# STORED ROWS start

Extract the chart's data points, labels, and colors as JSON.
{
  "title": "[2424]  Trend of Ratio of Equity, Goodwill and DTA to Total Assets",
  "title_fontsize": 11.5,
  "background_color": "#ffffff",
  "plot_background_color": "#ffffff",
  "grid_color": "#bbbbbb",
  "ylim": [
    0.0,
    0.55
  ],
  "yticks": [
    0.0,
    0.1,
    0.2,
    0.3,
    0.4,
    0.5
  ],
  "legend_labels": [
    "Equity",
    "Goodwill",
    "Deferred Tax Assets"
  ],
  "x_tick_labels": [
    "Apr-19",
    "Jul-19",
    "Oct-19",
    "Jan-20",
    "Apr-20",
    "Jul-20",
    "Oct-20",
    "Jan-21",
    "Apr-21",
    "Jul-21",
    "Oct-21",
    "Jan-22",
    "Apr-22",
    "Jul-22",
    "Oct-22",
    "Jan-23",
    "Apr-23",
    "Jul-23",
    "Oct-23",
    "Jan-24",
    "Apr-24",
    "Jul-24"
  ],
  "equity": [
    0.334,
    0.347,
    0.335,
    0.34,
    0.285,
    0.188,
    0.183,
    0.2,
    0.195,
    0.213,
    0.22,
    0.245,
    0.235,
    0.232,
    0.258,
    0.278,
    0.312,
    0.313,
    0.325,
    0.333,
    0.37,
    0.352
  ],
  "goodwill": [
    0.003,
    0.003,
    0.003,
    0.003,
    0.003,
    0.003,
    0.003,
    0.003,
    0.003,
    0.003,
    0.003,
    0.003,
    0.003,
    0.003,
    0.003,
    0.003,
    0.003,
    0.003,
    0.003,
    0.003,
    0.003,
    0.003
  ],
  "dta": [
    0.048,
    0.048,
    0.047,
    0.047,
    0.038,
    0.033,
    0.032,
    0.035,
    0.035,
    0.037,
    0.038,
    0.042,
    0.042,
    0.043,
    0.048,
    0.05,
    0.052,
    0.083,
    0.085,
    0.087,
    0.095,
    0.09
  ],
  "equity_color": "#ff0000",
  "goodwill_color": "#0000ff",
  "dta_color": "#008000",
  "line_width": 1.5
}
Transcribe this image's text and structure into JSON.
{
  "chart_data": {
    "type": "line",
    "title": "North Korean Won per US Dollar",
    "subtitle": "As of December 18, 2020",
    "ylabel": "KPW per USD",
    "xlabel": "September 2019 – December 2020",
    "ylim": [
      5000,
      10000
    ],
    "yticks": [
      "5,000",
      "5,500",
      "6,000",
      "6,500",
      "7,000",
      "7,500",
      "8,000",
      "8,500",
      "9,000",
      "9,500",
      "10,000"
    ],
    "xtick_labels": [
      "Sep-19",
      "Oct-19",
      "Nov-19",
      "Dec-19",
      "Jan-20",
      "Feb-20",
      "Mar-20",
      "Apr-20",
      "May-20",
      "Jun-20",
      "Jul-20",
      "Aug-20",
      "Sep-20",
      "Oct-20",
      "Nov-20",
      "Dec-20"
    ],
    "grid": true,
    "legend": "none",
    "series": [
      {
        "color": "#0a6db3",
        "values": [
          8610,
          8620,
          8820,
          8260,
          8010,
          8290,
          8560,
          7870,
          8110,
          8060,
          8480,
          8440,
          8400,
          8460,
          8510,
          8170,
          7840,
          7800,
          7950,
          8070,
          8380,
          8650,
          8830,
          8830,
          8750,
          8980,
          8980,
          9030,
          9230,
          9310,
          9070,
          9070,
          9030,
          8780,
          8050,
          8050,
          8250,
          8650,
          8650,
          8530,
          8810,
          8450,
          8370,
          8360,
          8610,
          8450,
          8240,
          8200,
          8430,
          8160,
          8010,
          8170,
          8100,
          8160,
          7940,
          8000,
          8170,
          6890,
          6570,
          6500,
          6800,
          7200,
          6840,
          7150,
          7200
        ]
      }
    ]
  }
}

# STORED ROWS end
# STORED ROWS start

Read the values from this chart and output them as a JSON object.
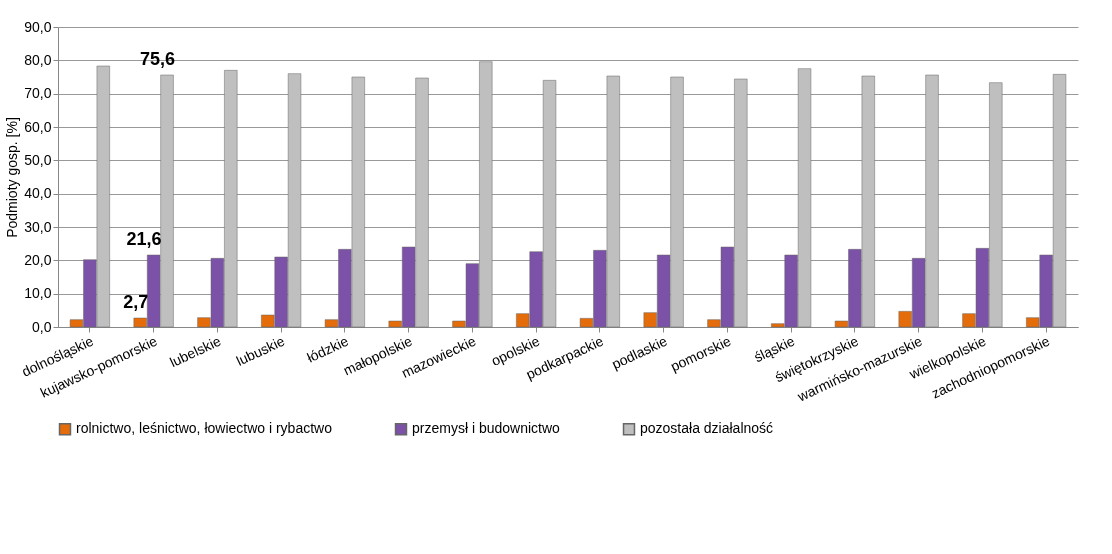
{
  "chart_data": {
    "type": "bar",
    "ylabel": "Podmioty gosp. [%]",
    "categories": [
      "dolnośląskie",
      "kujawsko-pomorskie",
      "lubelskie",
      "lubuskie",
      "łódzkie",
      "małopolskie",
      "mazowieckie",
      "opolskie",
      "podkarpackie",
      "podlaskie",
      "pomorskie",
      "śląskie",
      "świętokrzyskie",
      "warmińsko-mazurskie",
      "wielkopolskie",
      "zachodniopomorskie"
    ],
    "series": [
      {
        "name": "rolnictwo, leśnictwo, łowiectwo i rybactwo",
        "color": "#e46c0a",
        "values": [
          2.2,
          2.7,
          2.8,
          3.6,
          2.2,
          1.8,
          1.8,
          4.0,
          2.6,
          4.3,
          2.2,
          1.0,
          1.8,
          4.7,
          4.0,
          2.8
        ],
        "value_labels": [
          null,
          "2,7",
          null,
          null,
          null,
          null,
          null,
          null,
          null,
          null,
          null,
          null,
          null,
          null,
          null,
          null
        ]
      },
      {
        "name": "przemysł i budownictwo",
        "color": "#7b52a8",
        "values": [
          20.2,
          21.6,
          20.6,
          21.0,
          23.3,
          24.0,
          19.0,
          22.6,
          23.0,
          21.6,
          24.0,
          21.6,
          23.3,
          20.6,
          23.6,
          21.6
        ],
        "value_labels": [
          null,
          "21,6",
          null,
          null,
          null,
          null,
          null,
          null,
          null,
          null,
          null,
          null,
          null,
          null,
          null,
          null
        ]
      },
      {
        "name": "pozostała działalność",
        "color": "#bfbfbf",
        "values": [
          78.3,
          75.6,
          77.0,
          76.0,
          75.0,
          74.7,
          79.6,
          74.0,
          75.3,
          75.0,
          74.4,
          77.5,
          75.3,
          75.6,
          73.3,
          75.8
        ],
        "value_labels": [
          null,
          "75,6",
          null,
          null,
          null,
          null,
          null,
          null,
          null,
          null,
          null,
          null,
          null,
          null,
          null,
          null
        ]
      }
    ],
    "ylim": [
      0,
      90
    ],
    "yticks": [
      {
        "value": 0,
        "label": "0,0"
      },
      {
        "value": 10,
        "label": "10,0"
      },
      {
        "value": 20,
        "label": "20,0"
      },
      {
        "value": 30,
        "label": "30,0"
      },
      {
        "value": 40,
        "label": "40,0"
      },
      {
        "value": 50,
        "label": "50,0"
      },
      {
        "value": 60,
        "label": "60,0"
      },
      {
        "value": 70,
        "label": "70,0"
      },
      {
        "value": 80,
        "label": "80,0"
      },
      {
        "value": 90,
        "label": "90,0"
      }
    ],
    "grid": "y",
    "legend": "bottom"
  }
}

# STORED ROWS end

TO DO
In the listing above, locate each line with "this" and copy it.

EXPECTED ANSWER
Transcribe this image's text and structure into JSON.
Read the values from this chart and output them as a JSON object.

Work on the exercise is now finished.